(Saved entries)
......
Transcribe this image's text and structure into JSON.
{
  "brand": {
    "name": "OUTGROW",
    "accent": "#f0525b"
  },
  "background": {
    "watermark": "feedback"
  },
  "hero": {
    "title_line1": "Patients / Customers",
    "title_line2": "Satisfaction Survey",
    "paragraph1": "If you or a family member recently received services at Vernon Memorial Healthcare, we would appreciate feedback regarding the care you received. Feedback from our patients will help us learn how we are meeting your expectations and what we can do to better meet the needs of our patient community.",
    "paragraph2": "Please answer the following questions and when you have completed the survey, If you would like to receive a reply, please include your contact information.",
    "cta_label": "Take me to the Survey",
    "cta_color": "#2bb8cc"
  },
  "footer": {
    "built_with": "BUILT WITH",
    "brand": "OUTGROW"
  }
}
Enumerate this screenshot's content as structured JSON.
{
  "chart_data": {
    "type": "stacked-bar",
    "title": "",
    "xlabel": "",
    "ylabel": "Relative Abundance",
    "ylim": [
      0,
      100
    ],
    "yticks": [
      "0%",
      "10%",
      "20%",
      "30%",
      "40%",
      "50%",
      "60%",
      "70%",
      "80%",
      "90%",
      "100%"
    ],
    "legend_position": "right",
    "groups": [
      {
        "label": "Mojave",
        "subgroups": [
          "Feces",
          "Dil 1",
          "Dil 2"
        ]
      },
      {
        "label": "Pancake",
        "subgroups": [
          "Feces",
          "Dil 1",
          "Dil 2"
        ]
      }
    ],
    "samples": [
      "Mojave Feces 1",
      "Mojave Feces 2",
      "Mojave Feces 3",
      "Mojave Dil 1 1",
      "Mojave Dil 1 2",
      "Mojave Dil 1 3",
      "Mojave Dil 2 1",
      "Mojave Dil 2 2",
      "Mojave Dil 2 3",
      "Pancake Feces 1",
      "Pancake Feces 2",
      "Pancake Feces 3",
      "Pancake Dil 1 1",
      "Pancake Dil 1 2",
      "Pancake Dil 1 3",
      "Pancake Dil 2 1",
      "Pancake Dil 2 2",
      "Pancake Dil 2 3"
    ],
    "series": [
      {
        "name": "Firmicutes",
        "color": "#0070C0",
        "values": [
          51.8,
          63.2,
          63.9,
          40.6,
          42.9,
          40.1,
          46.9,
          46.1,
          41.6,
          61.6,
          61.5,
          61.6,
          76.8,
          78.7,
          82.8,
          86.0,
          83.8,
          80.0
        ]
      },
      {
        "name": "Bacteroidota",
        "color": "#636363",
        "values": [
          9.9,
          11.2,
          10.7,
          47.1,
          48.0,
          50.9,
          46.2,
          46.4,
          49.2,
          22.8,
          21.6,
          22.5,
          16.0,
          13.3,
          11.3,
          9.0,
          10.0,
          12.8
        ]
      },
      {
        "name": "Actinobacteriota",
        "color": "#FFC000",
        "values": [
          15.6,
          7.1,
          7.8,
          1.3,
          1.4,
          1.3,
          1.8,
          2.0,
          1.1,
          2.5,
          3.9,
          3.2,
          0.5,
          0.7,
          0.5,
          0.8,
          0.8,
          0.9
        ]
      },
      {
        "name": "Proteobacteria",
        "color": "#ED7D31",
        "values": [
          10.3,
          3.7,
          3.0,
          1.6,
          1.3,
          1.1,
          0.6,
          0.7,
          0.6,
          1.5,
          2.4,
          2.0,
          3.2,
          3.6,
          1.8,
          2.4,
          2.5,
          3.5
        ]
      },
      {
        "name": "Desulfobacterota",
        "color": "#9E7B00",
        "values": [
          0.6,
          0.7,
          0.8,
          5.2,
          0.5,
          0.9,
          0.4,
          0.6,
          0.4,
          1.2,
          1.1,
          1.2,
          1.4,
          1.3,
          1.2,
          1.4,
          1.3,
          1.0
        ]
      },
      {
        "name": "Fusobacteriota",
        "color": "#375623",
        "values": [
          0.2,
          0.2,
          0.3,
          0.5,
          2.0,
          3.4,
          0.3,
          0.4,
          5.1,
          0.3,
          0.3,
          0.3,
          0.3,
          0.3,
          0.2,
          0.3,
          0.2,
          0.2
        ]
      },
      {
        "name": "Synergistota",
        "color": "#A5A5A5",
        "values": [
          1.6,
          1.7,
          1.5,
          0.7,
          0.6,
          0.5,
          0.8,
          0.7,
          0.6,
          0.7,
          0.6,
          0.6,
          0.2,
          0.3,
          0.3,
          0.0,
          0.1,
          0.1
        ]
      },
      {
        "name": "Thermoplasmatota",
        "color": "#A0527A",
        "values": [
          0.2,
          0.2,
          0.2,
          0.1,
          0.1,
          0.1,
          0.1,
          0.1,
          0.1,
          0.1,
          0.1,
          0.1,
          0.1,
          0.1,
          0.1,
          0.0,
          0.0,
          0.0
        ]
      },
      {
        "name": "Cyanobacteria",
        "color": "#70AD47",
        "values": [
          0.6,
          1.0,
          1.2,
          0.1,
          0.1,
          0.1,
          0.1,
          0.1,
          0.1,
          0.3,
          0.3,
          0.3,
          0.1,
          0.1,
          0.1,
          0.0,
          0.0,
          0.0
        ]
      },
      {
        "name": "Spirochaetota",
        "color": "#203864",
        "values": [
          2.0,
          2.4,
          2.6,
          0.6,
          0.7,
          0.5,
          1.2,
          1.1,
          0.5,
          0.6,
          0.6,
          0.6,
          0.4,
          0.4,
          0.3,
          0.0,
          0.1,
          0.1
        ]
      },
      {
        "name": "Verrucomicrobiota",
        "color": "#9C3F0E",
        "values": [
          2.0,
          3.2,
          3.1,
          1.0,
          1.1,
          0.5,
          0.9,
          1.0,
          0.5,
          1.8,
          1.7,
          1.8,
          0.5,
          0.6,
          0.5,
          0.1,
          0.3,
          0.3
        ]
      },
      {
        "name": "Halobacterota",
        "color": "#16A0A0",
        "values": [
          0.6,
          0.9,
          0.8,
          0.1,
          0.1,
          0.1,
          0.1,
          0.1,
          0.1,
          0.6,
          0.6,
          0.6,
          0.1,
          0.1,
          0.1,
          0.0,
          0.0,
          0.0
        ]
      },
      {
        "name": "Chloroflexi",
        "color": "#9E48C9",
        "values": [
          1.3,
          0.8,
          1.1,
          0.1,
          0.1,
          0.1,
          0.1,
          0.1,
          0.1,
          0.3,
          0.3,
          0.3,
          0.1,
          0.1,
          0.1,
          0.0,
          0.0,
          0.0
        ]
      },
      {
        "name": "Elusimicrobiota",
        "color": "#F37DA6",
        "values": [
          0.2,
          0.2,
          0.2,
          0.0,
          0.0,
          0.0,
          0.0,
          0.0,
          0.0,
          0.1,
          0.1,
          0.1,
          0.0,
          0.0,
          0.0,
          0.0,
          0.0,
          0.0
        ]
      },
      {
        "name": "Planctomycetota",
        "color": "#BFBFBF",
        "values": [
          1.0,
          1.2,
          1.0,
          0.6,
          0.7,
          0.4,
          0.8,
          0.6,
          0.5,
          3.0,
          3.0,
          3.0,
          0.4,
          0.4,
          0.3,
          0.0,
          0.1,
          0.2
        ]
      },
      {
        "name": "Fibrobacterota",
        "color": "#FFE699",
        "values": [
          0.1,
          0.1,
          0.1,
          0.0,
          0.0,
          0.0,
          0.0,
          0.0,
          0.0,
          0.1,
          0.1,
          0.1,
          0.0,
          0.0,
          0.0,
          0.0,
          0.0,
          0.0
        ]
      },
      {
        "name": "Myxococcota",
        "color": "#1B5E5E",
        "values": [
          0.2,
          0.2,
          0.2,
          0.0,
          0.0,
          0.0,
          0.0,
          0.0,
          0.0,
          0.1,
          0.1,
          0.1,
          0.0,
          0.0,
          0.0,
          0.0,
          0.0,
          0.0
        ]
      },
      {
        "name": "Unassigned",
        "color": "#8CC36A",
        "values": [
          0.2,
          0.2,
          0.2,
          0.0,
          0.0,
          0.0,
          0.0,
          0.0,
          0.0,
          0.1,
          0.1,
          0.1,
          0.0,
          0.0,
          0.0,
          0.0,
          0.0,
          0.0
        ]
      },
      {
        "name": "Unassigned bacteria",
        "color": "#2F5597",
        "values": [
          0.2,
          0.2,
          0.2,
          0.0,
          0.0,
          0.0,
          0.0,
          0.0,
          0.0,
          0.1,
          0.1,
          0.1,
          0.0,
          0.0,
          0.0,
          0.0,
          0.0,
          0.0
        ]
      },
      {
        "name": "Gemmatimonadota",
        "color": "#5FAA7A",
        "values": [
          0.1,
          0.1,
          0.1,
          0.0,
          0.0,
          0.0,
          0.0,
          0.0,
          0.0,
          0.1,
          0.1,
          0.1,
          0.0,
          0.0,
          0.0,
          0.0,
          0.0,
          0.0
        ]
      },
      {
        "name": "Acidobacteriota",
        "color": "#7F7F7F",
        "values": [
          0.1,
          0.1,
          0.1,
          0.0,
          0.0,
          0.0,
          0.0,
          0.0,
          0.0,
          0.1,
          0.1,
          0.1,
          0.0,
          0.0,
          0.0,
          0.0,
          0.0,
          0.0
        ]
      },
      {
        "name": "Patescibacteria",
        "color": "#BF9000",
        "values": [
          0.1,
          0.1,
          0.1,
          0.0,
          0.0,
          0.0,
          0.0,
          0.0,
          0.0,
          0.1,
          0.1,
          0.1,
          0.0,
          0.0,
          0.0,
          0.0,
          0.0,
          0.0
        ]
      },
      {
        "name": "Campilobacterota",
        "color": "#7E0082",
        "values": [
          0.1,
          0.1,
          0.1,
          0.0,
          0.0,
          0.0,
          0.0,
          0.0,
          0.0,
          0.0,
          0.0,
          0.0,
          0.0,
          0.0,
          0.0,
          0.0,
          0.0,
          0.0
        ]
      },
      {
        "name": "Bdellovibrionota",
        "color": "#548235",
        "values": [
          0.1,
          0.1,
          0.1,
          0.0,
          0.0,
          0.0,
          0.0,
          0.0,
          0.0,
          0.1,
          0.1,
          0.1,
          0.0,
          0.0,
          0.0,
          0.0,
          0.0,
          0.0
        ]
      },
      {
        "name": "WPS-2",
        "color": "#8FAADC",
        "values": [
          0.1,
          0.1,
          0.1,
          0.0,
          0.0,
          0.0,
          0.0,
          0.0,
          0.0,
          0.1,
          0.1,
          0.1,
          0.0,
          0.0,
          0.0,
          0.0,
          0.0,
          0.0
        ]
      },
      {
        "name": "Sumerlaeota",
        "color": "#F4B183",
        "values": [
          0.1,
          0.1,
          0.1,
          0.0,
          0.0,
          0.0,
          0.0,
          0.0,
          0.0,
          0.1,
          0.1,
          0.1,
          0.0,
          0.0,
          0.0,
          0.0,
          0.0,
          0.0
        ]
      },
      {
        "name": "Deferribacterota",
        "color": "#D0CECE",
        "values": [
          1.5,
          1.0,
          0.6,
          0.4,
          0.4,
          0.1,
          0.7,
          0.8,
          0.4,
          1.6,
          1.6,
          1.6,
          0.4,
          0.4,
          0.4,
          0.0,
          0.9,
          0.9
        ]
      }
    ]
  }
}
......
▸ **What you have to do**: Supply the count of lines in the entries that include "would", and no other text.

▸ **Exercise output**: 2